──────── Quoted passage

Great ICE Update this morning. It’s an area I’m interested in, and I’ve been thinking about pulling together something about the history of “open source innovation.” We haven’t used the process ourselves at Tapestry, but I’ve done some research on it and have come across some numbers and facts that you might be able to use:
There are three big companies that are acting as brokers for this. Companies can anonymously post research problems that they are facing, and individuals can propose solutions. Check out InnoCentive (www.innocentive.com), yet2.com (www.yet2.com) and Nine Sigma (www.ninesigma.com). Chris Reidy, in the Boston Globe, did an interesting piece on this on 21 August called “10,000 Heads are Better Than One” (http://www.boston.com/business/globe/articles/2006/08/21/100000_heads_are_better_than_one). Here are two snippets from the article:
This posting caught Ed Melcarek's eye during one of his regular visits to InnoCentive.com, a Web site that offers bounties of up to $100,000 for solving scientific problems: Devise a more efficient way for getting toothpaste ingredients into a tube.
The Canadian engineer sent an e-mail that suggested putting a positive charge on fluoride powder and then grounding the tube. Colgate-Palmolive Co., the InnoCentive client that had posted the problem, liked the idea, and he earned $25,000 for a few hours of work.
"It's a beautiful way of doing business," he said.
…and…
Another solver identified by InnoCentive was David Bradin, a North Carolina patent attorney with a master's degree in organic chemistry. In 2002, he spotted a challenge seeking a more cost-efficient way to mass-produce a certain acid. Based on a reaction he had observed as an organic chemist, Bradin thought he knew the answer. A few months later, InnoCentive told him his e-mail solution had been accepted.
"It was the easiest $4,000 I ever made," he said.
Bradin never learned the identity of the company.
A Procter & Gamble Co. executive described how a North Carolina patent attorney solved one of the company's challenges.
"He's a lawyer by day and a chemist by night," P&G's Larry Huston said. "He did chemistry while his wife read romance novels."
Of course, this isn’t new. In 1919, a gentleman named Raymond Orteig offered a prize of $25,000 to the first person who could fly an airplane non-stop between New York and Paris. The Wright Brothers had left the earth 16 years earlier, but flight hadn’t grown rapidly. Certainly not to the extent that we see today. Orteig thought it was time for that to change.

────────────────
──────── Excerpted records

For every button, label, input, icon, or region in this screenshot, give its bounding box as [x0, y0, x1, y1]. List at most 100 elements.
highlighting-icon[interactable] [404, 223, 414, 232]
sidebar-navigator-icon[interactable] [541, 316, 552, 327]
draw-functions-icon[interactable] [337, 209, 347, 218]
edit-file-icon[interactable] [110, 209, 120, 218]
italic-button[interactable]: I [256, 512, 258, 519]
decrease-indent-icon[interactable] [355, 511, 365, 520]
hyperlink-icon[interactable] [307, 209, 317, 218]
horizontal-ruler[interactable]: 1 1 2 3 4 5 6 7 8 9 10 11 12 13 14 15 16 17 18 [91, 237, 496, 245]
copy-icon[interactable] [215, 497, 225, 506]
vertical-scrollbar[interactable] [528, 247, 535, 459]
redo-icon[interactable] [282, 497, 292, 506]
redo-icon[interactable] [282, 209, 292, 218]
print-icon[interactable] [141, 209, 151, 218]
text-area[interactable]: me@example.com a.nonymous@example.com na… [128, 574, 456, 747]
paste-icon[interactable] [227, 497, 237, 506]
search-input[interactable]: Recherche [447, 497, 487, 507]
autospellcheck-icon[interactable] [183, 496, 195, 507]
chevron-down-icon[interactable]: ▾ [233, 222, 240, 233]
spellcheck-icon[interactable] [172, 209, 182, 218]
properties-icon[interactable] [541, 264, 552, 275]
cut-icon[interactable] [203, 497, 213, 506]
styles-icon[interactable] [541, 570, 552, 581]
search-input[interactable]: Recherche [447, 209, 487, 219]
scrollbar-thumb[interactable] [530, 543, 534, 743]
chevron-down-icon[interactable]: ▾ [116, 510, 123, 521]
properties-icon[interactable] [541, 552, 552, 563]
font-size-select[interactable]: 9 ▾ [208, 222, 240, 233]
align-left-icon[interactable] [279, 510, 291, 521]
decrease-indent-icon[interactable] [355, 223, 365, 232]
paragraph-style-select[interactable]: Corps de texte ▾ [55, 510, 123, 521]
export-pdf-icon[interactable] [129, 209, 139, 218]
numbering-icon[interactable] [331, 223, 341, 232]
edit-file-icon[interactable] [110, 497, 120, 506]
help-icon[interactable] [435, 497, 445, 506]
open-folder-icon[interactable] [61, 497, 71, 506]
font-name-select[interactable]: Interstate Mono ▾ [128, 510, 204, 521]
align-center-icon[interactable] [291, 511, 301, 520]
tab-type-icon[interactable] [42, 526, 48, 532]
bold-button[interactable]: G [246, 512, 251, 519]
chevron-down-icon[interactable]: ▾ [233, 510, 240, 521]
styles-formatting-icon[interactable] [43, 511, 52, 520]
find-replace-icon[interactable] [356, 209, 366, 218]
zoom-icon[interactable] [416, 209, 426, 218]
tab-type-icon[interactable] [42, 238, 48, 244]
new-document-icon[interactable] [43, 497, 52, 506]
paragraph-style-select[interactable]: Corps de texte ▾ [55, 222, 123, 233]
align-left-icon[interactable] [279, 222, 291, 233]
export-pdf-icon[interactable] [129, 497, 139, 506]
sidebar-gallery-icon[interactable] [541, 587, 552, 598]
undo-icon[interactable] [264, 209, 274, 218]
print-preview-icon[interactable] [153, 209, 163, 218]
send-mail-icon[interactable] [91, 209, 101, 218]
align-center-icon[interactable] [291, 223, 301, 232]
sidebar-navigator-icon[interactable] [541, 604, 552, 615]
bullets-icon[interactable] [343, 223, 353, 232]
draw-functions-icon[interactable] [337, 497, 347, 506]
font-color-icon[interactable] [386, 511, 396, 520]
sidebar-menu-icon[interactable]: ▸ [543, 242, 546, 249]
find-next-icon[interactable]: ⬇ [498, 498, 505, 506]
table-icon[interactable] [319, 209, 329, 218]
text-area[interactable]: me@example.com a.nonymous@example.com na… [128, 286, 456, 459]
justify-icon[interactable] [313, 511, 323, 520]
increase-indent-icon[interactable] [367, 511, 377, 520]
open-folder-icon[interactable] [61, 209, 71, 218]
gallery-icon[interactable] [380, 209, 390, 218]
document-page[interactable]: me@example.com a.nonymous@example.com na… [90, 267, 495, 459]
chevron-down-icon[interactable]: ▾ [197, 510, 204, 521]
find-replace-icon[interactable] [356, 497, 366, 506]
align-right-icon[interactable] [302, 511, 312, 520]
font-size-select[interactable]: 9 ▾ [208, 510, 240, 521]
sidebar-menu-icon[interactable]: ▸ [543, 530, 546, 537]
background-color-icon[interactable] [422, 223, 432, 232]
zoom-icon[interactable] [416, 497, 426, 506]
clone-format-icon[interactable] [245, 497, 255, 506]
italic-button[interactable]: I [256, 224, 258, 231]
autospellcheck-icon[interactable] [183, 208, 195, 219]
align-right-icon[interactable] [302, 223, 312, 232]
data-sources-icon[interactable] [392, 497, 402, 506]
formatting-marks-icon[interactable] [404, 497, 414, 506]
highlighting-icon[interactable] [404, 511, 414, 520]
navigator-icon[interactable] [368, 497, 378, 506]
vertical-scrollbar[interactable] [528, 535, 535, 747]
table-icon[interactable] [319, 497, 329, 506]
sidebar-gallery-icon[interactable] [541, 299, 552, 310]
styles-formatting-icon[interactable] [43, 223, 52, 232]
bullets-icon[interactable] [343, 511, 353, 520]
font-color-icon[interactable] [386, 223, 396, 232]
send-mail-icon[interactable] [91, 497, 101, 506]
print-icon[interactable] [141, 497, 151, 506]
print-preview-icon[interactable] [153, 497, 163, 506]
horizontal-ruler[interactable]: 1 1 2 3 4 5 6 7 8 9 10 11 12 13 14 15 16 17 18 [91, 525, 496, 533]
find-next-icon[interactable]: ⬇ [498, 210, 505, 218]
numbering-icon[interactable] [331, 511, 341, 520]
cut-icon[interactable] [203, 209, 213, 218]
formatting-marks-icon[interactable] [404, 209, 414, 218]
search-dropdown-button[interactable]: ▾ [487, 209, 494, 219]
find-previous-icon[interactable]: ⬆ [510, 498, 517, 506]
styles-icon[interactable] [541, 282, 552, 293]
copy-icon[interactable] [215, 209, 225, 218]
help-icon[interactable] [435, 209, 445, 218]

────────────────

Goal of the exercise:
Reproduce the passage on open source innovation word for word, between "The Canadian engineer" and "hours of work.", inclusive.

Answer to this task:
The Canadian engineer sent an e-mail that suggested putting a positive charge on fluoride powder and then grounding the tube. Colgate-Palmolive Co., the InnoCentive client that had posted the problem, liked the idea, and he earned $25,000 for a few hours of work.